## start

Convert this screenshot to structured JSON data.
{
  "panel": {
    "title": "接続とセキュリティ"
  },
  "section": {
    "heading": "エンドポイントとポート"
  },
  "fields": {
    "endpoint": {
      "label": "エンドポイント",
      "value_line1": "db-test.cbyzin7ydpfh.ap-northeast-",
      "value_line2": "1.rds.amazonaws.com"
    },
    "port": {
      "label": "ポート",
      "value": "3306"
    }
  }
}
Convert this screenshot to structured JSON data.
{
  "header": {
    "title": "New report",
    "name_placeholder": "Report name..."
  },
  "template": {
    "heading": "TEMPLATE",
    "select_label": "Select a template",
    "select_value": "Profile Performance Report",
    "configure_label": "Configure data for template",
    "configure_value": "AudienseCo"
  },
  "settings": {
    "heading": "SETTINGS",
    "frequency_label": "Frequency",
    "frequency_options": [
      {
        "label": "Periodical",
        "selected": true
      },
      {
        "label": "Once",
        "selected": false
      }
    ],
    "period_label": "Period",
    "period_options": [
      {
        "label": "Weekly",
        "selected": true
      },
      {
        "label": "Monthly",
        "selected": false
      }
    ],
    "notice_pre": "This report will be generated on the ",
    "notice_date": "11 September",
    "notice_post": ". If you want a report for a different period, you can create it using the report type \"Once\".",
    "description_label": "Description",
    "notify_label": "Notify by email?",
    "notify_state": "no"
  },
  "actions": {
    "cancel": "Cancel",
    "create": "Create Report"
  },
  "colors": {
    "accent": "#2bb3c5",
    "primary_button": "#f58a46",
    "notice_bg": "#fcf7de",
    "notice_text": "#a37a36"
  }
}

## end

> [To do]:
Retype the listing exactly, in full.

> [Written response]:
Convert this screenshot to structured JSON data.
{
  "panel": {
    "title": "接続とセキュリティ"
  },
  "section": {
    "heading": "エンドポイントとポート"
  },
  "fields": {
    "endpoint": {
      "label": "エンドポイント",
      "value_line1": "db-test.cbyzin7ydpfh.ap-northeast-",
      "value_line2": "1.rds.amazonaws.com"
    },
    "port": {
      "label": "ポート",
      "value": "3306"
    }
  }
}
Convert this screenshot to structured JSON data.
{
  "header": {
    "title": "New report",
    "name_placeholder": "Report name..."
  },
  "template": {
    "heading": "TEMPLATE",
    "select_label": "Select a template",
    "select_value": "Profile Performance Report",
    "configure_label": "Configure data for template",
    "configure_value": "AudienseCo"
  },
  "settings": {
    "heading": "SETTINGS",
    "frequency_label": "Frequency",
    "frequency_options": [
      {
        "label": "Periodical",
        "selected": true
      },
      {
        "label": "Once",
        "selected": false
      }
    ],
    "period_label": "Period",
    "period_options": [
      {
        "label": "Weekly",
        "selected": true
      },
      {
        "label": "Monthly",
        "selected": false
      }
    ],
    "notice_pre": "This report will be generated on the ",
    "notice_date": "11 September",
    "notice_post": ". If you want a report for a different period, you can create it using the report type \"Once\".",
    "description_label": "Description",
    "notify_label": "Notify by email?",
    "notify_state": "no"
  },
  "actions": {
    "cancel": "Cancel",
    "create": "Create Report"
  },
  "colors": {
    "accent": "#2bb3c5",
    "primary_button": "#f58a46",
    "notice_bg": "#fcf7de",
    "notice_text": "#a37a36"
  }
}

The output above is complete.